* **WHAT YOU ARE ASKED TO DO**: Pick out the lines below with "Branzino" and list them.

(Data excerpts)
◇ ◇ ◇ ◇ ◇

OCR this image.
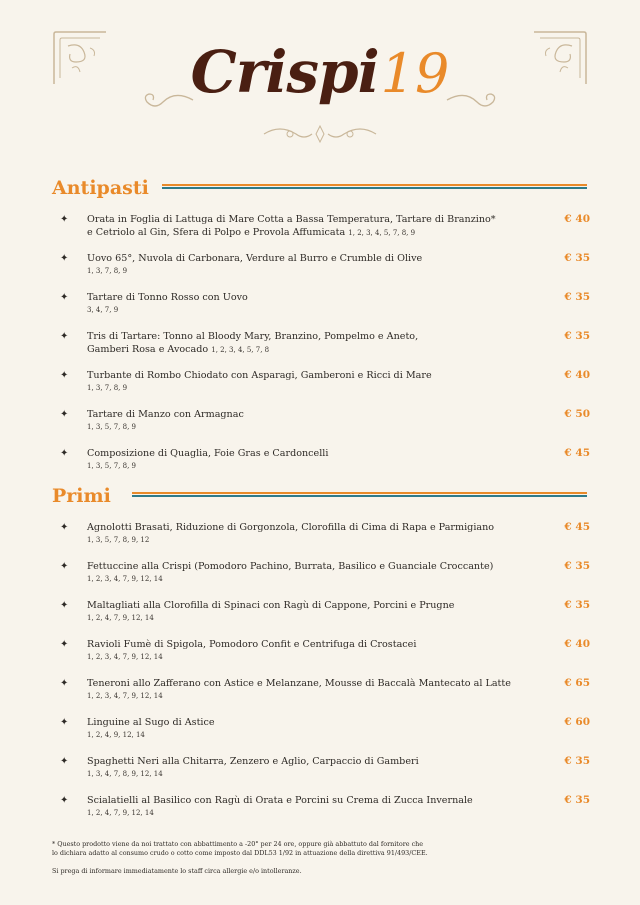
Crispi19
Antipasti
✦ Orata in Foglia di Lattuga di Mare Cotta a Bassa Temperatura, Tartare di Branzino*
e Cetriolo al Gin, Sfera di Polpo e Provola Affumicata 1, 2, 3, 4, 5, 7, 8, 9
€ 40
✦ Uovo 65°, Nuvola di Carbonara, Verdure al Burro e Crumble di Olive
1, 3, 7, 8, 9
€ 35
✦ Tartare di Tonno Rosso con Uovo
3, 4, 7, 9
€ 35
✦ Tris di Tartare: Tonno al Bloody Mary, Branzino, Pompelmo e Aneto,
Gamberi Rosa e Avocado 1, 2, 3, 4, 5, 7, 8
€ 35
✦ Turbante di Rombo Chiodato con Asparagi, Gamberoni e Ricci di Mare
1, 3, 7, 8, 9
€ 40
✦ Tartare di Manzo con Armagnac
1, 3, 5, 7, 8, 9
€ 50
✦ Composizione di Quaglia, Foie Gras e Cardoncelli
1, 3, 5, 7, 8, 9
€ 45
Primi
✦ Agnolotti Brasati, Riduzione di Gorgonzola, Clorofilla di Cima di Rapa e Parmigiano
1, 3, 5, 7, 8, 9, 12
€ 45
✦ Fettuccine alla Crispi (Pomodoro Pachino, Burrata, Basilico e Guanciale Croccante)
1, 2, 3, 4, 7, 9, 12, 14
€ 35
✦ Maltagliati alla Clorofilla di Spinaci con Ragù di Cappone, Porcini e Prugne
1, 2, 4, 7, 9, 12, 14
€ 35
✦ Ravioli Fumè di Spigola, Pomodoro Confit e Centrifuga di Crostacei
1, 2, 3, 4, 7, 9, 12, 14
€ 40
✦ Teneroni allo Zafferano con Astice e Melanzane, Mousse di Baccalà Mantecato al Latte
1, 2, 3, 4, 7, 9, 12, 14
€ 65
✦ Linguine al Sugo di Astice
1, 2, 4, 9, 12, 14
€ 60
✦ Spaghetti Neri alla Chitarra, Zenzero e Aglio, Carpaccio di Gamberi
1, 3, 4, 7, 8, 9, 12, 14
€ 35
✦ Scialatielli al Basilico con Ragù di Orata e Porcini su Crema di Zucca Invernale
1, 2, 4, 7, 9, 12, 14
€ 35

* Questo prodotto viene da noi trattato con abbattimento a -20° per 24 ore, oppure già abbattuto dal fornitore che
lo dichiara adatto al consumo crudo o cotto come imposto dal DDL53 1/92 in attuazione della direttiva 91/493/CEE.

Si prega di informare immediatamente lo staff circa allergie e/o intolleranze.
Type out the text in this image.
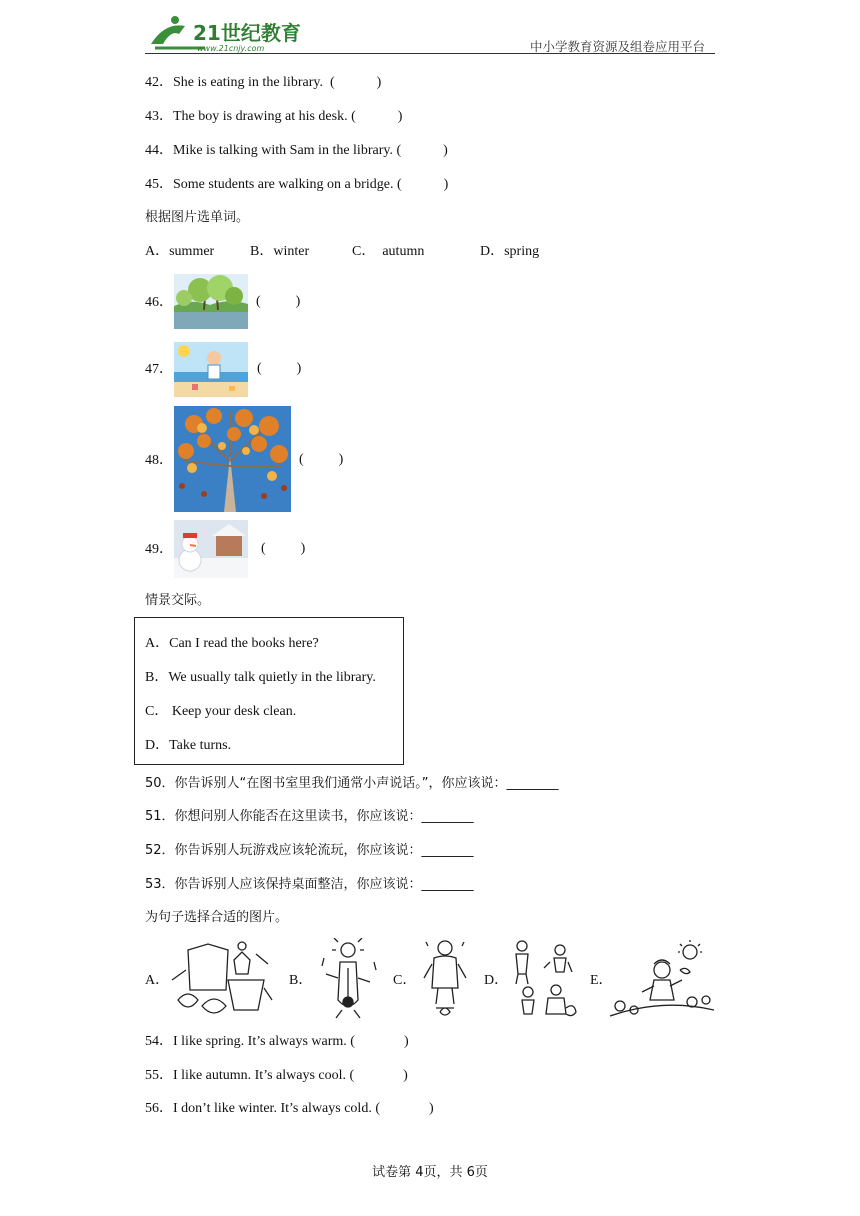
21世纪教育
www.21cnjy.com	中小学教育资源及组卷应用平台
42．She is eating in the library.  (            )
43．The boy is drawing at his desk. (            )
44．Mike is talking with Sam in the library. (            )
45．Some students are walking on a bridge. (            )
根据图片选单词。
A．summer	B．winter	C．  autumn	D．spring
46．	(          )
47．	(          )
48．	(          )
49．	(          )
情景交际。
A．Can I read the books here?
B．We usually talk quietly in the library.
C． Keep your desk clean.
D．Take turns.
50．你告诉别人“在图书室里我们通常小声说话。”，你应该说：________
51．你想问别人你能否在这里读书，你应该说：________
52．你告诉别人玩游戏应该轮流玩，你应该说：________
53．你告诉别人应该保持桌面整洁，你应该说：________
为句子选择合适的图片。
A．	B．	C．	D．	E．
54．I like spring. It’s always warm. (              )
55．I like autumn. It’s always cool. (              )
56．I don’t like winter. It’s always cold. (              )
试卷第 4页，共 6页
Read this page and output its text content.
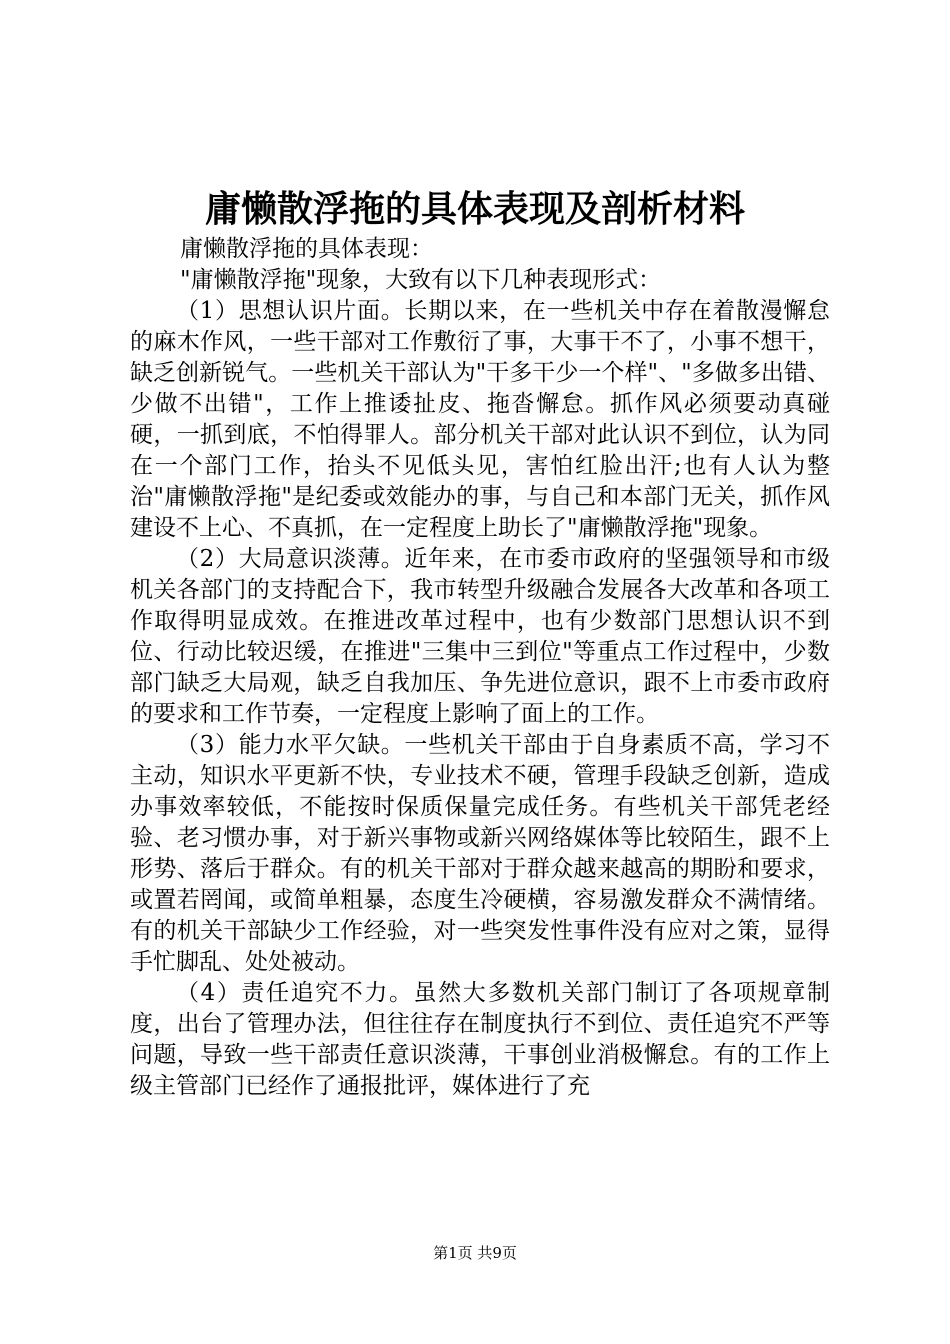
庸懒散浮拖的具体表现及剖析材料

庸懒散浮拖的具体表现：

"庸懒散浮拖"现象，大致有以下几种表现形式：

（1）思想认识片面。长期以来，在一些机关中存在着散漫懈怠的麻木作风，一些干部对工作敷衍了事，大事干不了，小事不想干，缺乏创新锐气。一些机关干部认为"干多干少一个样"、"多做多出错、少做不出错"，工作上推诿扯皮、拖沓懈怠。抓作风必须要动真碰硬，一抓到底，不怕得罪人。部分机关干部对此认识不到位，认为同在一个部门工作，抬头不见低头见，害怕红脸出汗;也有人认为整治"庸懒散浮拖"是纪委或效能办的事，与自己和本部门无关，抓作风建设不上心、不真抓，在一定程度上助长了"庸懒散浮拖"现象。

（2）大局意识淡薄。近年来，在市委市政府的坚强领导和市级机关各部门的支持配合下，我市转型升级融合发展各大改革和各项工作取得明显成效。在推进改革过程中，也有少数部门思想认识不到位、行动比较迟缓，在推进"三集中三到位"等重点工作过程中，少数部门缺乏大局观，缺乏自我加压、争先进位意识，跟不上市委市政府的要求和工作节奏，一定程度上影响了面上的工作。

（3）能力水平欠缺。一些机关干部由于自身素质不高，学习不主动，知识水平更新不快，专业技术不硬，管理手段缺乏创新，造成办事效率较低，不能按时保质保量完成任务。有些机关干部凭老经验、老习惯办事，对于新兴事物或新兴网络媒体等比较陌生，跟不上形势、落后于群众。有的机关干部对于群众越来越高的期盼和要求，或置若罔闻，或简单粗暴，态度生冷硬横，容易激发群众不满情绪。有的机关干部缺少工作经验，对一些突发性事件没有应对之策，显得手忙脚乱、处处被动。

（4）责任追究不力。虽然大多数机关部门制订了各项规章制度，出台了管理办法，但往往存在制度执行不到位、责任追究不严等问题，导致一些干部责任意识淡薄，干事创业消极懈怠。有的工作上级主管部门已经作了通报批评，媒体进行了充

第1页 共9页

◇ ◇ ◇ ◇ ◇

* **EXPECTED OUTPUT**:
✦ Orata in Foglia di Lattuga di Mare Cotta a Bassa Temperatura, Tartare di Branzino*
✦ Tris di Tartare: Tonno al Bloody Mary, Branzino, Pompelmo e Aneto,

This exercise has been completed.